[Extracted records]
┏━━

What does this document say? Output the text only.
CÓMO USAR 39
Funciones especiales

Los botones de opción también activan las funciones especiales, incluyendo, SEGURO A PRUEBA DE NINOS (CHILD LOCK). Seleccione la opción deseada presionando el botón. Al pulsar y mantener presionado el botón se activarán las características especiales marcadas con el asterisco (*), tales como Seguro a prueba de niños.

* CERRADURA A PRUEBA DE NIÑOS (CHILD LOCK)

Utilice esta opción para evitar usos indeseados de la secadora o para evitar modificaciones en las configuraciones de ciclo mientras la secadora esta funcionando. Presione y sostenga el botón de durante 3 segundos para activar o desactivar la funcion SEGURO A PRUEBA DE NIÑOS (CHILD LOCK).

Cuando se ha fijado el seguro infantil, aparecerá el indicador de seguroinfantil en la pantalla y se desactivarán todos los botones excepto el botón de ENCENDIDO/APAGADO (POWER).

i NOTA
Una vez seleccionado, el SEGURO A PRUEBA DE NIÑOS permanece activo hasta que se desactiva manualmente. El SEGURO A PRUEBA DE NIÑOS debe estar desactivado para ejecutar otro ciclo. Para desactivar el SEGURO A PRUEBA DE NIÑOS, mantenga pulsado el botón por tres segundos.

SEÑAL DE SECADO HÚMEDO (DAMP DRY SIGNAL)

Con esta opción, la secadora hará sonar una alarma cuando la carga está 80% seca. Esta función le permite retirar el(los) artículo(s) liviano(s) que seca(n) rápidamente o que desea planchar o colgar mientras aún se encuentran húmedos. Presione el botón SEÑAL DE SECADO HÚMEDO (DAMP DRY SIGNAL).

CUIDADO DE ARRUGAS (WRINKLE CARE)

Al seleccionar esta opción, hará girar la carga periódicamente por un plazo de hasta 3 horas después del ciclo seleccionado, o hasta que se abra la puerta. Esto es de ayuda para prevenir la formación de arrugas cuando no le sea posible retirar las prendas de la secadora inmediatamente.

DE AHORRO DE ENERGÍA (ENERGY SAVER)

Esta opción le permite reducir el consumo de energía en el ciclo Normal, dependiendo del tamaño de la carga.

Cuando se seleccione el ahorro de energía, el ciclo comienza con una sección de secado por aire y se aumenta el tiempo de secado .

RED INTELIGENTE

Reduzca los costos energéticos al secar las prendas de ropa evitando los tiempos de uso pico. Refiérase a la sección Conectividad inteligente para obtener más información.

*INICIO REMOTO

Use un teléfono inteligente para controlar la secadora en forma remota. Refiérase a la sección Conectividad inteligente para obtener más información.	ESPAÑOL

┗━━

List the lines of the material in which the word "información" occurs.

Reduzca los costos energéticos al secar las prendas de ropa evitando los tiempos de uso pico. Refiérase a la sección Conectividad inteligente para obtener más información.
Use un teléfono inteligente para controlar la secadora en forma remota. Refiérase a la sección Conectividad inteligente para obtener más información.	ESPAÑOL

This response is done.